▶ Source records
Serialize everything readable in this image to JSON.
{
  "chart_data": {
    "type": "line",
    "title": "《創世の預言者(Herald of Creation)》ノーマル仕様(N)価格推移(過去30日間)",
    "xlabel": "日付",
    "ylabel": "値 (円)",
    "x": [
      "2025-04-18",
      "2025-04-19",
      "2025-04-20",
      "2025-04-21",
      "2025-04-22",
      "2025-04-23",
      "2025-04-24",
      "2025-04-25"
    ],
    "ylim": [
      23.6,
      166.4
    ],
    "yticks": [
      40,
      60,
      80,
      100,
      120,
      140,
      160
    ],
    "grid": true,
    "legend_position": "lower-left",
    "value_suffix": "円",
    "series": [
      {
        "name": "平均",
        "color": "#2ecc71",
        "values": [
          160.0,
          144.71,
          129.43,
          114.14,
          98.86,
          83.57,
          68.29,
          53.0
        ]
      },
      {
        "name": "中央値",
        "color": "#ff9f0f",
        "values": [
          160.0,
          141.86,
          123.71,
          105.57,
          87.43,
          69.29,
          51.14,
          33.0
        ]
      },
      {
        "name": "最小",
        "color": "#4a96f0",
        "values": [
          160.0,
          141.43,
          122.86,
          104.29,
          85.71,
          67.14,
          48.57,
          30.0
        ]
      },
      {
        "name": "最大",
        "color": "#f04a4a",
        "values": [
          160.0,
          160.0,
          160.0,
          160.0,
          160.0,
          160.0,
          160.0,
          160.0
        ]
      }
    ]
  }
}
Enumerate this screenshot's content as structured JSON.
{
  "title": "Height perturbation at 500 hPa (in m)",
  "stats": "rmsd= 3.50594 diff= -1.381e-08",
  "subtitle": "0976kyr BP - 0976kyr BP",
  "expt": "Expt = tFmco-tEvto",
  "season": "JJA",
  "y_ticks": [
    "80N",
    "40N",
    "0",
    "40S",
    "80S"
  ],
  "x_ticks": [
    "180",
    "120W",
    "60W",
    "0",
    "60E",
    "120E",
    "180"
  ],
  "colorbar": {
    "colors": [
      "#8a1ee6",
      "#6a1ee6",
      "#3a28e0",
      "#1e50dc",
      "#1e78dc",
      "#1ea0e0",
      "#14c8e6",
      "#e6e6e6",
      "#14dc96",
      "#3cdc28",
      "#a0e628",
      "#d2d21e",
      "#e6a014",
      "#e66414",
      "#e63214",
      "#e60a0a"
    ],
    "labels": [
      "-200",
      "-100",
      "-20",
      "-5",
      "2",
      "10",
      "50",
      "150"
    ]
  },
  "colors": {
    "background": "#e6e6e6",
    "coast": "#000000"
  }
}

▶ Goal
Identify each line in the records above that contains the word "JSON", and copy it out in full.

▶ The response
Serialize everything readable in this image to JSON.
Enumerate this screenshot's content as structured JSON.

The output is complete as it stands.